↓

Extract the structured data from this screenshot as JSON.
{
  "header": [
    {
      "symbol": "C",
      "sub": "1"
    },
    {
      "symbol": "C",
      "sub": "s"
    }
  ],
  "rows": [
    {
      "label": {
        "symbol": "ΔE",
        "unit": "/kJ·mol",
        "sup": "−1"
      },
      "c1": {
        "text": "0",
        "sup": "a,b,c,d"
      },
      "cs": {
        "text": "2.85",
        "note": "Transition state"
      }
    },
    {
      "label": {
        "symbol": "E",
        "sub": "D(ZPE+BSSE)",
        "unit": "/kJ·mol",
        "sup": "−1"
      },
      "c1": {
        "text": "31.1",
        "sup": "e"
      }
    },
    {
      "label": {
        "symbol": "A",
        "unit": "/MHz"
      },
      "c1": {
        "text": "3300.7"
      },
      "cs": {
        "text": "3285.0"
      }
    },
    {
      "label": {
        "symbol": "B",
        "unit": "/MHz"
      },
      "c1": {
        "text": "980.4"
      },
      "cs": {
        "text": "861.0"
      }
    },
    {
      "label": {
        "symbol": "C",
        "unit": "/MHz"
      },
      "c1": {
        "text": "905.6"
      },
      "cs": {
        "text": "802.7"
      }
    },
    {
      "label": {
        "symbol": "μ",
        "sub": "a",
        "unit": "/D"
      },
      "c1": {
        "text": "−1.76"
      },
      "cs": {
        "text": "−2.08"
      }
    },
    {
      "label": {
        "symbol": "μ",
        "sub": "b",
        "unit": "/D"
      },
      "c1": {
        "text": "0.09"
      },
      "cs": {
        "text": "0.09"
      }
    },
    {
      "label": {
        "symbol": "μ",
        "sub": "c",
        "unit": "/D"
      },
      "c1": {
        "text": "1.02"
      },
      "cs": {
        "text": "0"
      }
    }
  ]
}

↑

**GIVEN INSTRUCTION**
Copy out each line in the listing that has the word "symbol".

**FINISHED EXERCISE**
      "symbol": "C",
      "symbol": "C",
        "symbol": "ΔE",
        "symbol": "E",
        "symbol": "A",
        "symbol": "B",
        "symbol": "C",
        "symbol": "μ",
        "symbol": "μ",
        "symbol": "μ",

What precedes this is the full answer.